Using the material that follows, identify and copy each line with the string "data".

start Items

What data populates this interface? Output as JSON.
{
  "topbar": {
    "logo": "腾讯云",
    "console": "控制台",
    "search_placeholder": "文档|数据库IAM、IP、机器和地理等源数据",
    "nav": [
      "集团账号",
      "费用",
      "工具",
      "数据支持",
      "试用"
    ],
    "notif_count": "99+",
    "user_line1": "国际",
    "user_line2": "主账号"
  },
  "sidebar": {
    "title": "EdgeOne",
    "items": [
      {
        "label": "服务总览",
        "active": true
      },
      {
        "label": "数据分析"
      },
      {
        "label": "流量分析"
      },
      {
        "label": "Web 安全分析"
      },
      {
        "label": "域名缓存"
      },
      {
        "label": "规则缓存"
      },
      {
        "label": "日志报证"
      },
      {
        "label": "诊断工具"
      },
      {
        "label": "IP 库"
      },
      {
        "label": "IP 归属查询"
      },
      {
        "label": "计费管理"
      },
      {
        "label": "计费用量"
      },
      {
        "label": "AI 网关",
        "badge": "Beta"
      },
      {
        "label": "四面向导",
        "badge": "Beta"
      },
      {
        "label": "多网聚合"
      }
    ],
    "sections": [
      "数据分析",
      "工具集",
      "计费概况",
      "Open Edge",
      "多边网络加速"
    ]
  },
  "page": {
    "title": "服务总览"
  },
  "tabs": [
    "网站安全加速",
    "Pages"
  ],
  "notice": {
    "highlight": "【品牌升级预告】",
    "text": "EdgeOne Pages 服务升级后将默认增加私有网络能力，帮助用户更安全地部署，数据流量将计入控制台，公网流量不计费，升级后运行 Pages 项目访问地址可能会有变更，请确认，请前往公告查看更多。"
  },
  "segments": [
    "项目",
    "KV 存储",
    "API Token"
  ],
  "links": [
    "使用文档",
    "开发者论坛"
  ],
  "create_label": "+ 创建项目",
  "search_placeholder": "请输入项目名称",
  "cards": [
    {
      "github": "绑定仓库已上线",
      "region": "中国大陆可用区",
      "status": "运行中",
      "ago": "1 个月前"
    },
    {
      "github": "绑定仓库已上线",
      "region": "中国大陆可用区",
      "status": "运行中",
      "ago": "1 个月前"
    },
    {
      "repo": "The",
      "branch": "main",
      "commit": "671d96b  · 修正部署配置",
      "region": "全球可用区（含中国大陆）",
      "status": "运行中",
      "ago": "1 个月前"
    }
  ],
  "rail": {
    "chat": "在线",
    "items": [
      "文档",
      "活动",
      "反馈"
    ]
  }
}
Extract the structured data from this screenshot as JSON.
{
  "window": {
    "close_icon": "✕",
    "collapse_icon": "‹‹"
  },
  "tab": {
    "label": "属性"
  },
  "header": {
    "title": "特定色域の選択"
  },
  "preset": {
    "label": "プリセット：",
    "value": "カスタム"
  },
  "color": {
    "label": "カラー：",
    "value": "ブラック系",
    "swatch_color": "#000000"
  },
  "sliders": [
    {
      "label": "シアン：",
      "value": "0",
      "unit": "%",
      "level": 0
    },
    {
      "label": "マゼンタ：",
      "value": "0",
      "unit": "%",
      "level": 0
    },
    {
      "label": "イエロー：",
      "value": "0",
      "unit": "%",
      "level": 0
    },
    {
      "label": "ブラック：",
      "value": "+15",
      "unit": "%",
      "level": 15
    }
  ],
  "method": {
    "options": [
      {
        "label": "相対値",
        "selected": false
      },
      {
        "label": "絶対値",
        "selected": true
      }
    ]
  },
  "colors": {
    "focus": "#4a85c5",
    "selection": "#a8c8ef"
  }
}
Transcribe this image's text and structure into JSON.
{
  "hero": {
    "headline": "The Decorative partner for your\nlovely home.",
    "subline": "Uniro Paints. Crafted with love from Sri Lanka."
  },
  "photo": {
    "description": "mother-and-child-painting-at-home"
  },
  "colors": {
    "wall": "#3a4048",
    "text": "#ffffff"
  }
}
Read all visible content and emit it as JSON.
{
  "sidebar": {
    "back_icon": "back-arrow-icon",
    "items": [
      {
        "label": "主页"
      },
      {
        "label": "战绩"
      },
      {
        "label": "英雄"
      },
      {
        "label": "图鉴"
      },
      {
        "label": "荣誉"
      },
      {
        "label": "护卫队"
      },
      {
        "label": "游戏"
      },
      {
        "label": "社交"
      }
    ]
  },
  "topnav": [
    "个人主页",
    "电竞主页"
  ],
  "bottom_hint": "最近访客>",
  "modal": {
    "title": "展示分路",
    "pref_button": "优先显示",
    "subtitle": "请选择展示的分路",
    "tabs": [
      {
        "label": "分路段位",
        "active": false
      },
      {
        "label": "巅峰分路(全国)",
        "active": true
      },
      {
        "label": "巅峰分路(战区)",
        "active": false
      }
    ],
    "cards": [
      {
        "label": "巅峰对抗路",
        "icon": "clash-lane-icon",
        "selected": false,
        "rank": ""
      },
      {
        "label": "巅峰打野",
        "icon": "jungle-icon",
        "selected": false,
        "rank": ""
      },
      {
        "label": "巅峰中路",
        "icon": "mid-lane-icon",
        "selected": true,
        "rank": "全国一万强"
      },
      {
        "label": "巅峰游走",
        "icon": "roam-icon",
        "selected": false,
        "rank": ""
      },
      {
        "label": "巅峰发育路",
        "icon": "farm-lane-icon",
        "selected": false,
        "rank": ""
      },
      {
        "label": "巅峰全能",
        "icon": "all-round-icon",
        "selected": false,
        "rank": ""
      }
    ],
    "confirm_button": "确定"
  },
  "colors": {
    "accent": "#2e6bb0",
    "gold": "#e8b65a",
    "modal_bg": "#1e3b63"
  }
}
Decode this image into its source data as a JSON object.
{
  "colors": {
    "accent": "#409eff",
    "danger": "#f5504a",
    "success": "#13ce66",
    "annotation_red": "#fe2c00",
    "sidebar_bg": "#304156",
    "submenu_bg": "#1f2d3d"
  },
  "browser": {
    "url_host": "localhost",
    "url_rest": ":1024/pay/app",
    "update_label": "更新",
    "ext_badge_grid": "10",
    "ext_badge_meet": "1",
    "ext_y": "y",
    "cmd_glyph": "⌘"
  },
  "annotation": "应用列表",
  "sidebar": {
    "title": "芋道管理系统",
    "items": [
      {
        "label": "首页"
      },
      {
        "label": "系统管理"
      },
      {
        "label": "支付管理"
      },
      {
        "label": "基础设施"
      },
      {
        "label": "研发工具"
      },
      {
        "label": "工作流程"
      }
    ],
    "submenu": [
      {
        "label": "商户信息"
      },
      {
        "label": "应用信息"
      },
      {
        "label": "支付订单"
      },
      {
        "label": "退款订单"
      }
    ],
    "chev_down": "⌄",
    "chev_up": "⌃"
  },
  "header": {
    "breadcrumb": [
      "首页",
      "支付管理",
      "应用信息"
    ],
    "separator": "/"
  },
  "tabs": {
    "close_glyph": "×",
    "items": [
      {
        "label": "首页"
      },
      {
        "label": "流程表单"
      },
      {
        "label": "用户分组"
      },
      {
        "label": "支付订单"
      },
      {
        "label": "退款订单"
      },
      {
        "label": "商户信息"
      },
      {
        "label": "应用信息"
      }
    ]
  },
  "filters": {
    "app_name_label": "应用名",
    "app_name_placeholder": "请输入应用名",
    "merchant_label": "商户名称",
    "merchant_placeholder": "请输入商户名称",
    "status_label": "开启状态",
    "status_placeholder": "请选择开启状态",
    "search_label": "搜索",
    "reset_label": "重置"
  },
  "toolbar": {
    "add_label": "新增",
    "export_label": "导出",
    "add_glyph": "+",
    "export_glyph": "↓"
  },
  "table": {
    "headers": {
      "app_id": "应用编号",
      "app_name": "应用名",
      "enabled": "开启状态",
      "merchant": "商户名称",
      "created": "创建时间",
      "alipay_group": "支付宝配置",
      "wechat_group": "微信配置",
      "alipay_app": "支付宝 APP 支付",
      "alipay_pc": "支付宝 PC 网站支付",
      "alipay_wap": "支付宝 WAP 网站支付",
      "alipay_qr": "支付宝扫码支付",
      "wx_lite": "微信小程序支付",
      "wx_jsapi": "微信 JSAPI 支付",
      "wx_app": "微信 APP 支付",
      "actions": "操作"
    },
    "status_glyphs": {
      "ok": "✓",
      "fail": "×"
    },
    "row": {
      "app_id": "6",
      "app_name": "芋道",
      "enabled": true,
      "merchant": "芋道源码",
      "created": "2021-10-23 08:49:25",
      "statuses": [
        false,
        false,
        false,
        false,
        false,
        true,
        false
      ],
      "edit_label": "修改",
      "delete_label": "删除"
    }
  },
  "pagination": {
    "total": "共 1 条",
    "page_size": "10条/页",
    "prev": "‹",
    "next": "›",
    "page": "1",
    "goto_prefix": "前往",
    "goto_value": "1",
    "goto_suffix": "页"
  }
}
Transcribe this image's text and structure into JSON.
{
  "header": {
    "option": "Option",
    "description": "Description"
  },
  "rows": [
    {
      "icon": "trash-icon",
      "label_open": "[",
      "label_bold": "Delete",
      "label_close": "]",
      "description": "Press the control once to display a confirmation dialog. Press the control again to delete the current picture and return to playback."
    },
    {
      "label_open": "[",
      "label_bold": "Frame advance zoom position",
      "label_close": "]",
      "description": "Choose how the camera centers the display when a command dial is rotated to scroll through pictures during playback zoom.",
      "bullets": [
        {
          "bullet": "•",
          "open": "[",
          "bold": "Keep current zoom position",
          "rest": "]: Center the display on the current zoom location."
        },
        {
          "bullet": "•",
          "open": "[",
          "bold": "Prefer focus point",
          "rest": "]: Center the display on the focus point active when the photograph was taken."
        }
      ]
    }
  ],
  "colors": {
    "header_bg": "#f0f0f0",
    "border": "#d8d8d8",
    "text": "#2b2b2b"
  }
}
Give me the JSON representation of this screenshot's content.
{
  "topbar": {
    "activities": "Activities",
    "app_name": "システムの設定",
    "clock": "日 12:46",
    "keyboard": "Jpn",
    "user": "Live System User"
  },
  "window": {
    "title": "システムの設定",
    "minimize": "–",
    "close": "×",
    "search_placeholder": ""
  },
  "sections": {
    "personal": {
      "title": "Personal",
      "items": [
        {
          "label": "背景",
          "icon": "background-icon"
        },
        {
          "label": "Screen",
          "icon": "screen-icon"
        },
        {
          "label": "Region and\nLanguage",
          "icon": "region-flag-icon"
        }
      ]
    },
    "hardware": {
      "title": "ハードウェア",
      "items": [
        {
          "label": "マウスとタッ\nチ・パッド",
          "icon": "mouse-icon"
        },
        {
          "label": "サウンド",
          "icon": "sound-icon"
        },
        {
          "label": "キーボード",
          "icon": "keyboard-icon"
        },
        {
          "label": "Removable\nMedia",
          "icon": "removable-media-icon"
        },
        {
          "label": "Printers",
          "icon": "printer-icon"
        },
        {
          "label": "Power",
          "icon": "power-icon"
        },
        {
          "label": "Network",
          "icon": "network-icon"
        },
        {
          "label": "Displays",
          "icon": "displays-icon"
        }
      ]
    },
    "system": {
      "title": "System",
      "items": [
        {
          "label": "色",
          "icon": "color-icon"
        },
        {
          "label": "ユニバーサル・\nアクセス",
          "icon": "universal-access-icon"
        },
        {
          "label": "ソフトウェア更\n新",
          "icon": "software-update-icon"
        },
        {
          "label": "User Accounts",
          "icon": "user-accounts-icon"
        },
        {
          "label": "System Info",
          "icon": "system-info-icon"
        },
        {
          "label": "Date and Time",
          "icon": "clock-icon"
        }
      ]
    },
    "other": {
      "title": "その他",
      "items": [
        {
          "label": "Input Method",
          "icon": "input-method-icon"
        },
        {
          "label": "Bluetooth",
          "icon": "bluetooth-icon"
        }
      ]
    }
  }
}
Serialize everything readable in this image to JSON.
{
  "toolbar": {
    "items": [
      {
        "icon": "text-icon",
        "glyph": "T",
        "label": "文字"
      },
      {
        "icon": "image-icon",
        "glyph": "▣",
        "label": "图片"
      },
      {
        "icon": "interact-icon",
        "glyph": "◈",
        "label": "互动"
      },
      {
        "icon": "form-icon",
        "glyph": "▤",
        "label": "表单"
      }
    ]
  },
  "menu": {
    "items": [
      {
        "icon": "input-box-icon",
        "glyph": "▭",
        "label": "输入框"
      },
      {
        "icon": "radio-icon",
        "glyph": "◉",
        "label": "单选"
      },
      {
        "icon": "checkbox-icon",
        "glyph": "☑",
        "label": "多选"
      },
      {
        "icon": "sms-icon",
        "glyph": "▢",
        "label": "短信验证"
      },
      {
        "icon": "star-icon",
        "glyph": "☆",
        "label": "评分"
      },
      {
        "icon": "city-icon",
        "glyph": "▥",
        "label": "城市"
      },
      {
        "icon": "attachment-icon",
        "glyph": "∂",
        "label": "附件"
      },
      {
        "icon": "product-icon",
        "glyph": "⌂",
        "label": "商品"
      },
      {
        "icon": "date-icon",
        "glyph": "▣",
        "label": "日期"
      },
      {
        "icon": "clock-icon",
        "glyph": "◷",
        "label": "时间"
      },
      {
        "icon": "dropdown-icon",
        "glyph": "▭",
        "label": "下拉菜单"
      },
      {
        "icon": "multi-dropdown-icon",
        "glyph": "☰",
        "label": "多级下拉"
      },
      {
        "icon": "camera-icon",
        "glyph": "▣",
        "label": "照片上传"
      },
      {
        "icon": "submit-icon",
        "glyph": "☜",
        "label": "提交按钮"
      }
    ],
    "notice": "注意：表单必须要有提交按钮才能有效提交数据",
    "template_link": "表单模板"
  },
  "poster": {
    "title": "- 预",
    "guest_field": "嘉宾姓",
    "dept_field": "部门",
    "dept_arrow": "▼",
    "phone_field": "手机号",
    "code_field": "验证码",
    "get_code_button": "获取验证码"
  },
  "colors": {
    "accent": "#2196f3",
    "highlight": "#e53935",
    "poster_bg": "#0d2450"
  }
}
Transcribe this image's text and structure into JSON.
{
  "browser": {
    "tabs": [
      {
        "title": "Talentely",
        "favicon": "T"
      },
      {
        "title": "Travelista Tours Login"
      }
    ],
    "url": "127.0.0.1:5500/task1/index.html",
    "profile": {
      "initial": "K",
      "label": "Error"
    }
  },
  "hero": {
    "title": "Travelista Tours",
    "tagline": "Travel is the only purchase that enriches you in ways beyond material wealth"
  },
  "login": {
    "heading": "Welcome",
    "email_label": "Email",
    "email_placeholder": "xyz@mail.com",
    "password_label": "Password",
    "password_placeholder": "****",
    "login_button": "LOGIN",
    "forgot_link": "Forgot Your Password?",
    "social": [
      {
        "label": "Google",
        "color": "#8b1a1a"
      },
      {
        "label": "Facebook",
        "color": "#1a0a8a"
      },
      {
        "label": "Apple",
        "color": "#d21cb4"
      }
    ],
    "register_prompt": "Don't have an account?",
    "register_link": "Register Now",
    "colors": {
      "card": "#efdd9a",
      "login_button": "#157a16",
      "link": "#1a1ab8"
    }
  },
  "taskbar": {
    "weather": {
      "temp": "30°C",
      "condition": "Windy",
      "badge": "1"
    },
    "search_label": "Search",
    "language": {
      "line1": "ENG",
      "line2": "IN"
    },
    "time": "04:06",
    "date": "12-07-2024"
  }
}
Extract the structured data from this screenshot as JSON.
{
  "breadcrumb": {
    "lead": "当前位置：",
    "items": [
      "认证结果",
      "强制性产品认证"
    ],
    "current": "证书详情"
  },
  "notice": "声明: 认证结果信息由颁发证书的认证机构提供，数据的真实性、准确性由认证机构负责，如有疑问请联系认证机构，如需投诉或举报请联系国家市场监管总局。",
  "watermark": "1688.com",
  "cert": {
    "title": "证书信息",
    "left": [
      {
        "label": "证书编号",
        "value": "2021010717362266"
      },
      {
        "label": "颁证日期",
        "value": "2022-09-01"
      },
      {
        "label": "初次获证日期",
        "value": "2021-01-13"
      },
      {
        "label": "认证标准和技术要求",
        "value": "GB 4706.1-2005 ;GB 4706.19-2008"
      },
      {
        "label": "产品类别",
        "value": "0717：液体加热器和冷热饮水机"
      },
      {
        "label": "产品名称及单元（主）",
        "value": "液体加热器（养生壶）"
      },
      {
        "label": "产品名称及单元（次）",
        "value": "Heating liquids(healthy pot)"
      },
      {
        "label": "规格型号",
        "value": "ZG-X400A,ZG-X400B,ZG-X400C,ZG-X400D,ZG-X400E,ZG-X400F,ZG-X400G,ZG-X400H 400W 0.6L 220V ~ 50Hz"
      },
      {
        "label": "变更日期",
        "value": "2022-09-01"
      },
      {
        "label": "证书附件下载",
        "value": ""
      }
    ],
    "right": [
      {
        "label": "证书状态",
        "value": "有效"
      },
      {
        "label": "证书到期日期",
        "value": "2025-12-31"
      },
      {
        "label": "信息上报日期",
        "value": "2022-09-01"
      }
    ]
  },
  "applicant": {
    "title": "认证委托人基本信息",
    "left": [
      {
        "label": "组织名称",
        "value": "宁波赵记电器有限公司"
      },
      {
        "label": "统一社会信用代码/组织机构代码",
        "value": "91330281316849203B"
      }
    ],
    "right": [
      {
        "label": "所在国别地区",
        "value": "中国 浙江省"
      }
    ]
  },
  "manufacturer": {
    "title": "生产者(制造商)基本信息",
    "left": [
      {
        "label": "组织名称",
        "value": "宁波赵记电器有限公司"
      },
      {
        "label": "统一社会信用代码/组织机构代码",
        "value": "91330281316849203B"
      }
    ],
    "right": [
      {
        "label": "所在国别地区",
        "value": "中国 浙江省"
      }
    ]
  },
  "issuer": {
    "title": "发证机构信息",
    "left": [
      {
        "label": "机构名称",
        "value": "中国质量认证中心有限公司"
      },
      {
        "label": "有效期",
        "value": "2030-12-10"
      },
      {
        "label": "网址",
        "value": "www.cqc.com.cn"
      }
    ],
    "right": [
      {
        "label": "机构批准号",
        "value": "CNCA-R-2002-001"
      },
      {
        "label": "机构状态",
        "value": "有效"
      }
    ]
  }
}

end Items

> Written answer:
What data populates this interface? Output as JSON.
Extract the structured data from this screenshot as JSON.
Decode this image into its source data as a JSON object.
Extract the structured data from this screenshot as JSON.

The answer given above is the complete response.